[WHAT THE TASK REQUIRES] Omit the images. Copy each entry word for word.

[RECORDS SUPPLIED]
▼

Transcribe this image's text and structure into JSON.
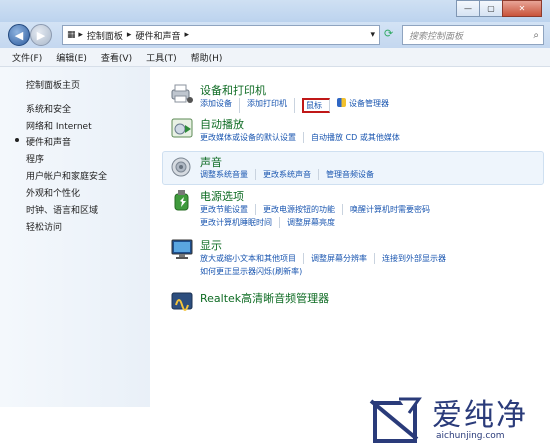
{
  "window": {
    "min": "—",
    "max": "▢",
    "close": "✕"
  },
  "nav": {
    "back": "◀",
    "forward": "▶",
    "address": [
      "控制面板",
      "硬件和声音"
    ],
    "search_placeholder": "搜索控制面板"
  },
  "menu": [
    "文件(F)",
    "编辑(E)",
    "查看(V)",
    "工具(T)",
    "帮助(H)"
  ],
  "sidebar": {
    "items": [
      "控制面板主页",
      "系统和安全",
      "网络和 Internet",
      "硬件和声音",
      "程序",
      "用户帐户和家庭安全",
      "外观和个性化",
      "时钟、语言和区域",
      "轻松访问"
    ],
    "current": "硬件和声音"
  },
  "categories": {
    "devices": {
      "title": "设备和打印机",
      "links": [
        "添加设备",
        "添加打印机",
        "鼠标",
        "设备管理器"
      ]
    },
    "autoplay": {
      "title": "自动播放",
      "links": [
        "更改媒体或设备的默认设置",
        "自动播放 CD 或其他媒体"
      ]
    },
    "sound": {
      "title": "声音",
      "links": [
        "调整系统音量",
        "更改系统声音",
        "管理音频设备"
      ]
    },
    "power": {
      "title": "电源选项",
      "links1": [
        "更改节能设置",
        "更改电源按钮的功能",
        "唤醒计算机时需要密码"
      ],
      "links2": [
        "更改计算机睡眠时间",
        "调整屏幕亮度"
      ]
    },
    "display": {
      "title": "显示",
      "links1": [
        "放大或缩小文本和其他项目",
        "调整屏幕分辨率",
        "连接到外部显示器"
      ],
      "links2": [
        "如何更正显示器闪烁(刷新率)"
      ]
    },
    "realtek": {
      "title": "Realtek高清晰音频管理器"
    }
  },
  "watermark": {
    "brand": "爱纯净",
    "url": "aichunjing.com"
  },
  "colors": {
    "title_green": "#0e6b23",
    "link_blue": "#1a56b0",
    "highlight_red": "#c01818"
  }
}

▲

[OUTPUT OF THE EXERCISE]
Transcribe this image's text and structure into JSON.
{
  "window": {
    "min": "—",
    "max": "▢",
    "close": "✕"
  },
  "nav": {
    "back": "◀",
    "forward": "▶",
    "address": [
      "控制面板",
      "硬件和声音"
    ],
    "search_placeholder": "搜索控制面板"
  },
  "menu": [
    "文件(F)",
    "编辑(E)",
    "查看(V)",
    "工具(T)",
    "帮助(H)"
  ],
  "sidebar": {
    "items": [
      "控制面板主页",
      "系统和安全",
      "网络和 Internet",
      "硬件和声音",
      "程序",
      "用户帐户和家庭安全",
      "外观和个性化",
      "时钟、语言和区域",
      "轻松访问"
    ],
    "current": "硬件和声音"
  },
  "categories": {
    "devices": {
      "title": "设备和打印机",
      "links": [
        "添加设备",
        "添加打印机",
        "鼠标",
        "设备管理器"
      ]
    },
    "autoplay": {
      "title": "自动播放",
      "links": [
        "更改媒体或设备的默认设置",
        "自动播放 CD 或其他媒体"
      ]
    },
    "sound": {
      "title": "声音",
      "links": [
        "调整系统音量",
        "更改系统声音",
        "管理音频设备"
      ]
    },
    "power": {
      "title": "电源选项",
      "links1": [
        "更改节能设置",
        "更改电源按钮的功能",
        "唤醒计算机时需要密码"
      ],
      "links2": [
        "更改计算机睡眠时间",
        "调整屏幕亮度"
      ]
    },
    "display": {
      "title": "显示",
      "links1": [
        "放大或缩小文本和其他项目",
        "调整屏幕分辨率",
        "连接到外部显示器"
      ],
      "links2": [
        "如何更正显示器闪烁(刷新率)"
      ]
    },
    "realtek": {
      "title": "Realtek高清晰音频管理器"
    }
  },
  "watermark": {
    "brand": "爱纯净",
    "url": "aichunjing.com"
  },
  "colors": {
    "title_green": "#0e6b23",
    "link_blue": "#1a56b0",
    "highlight_red": "#c01818"
  }
}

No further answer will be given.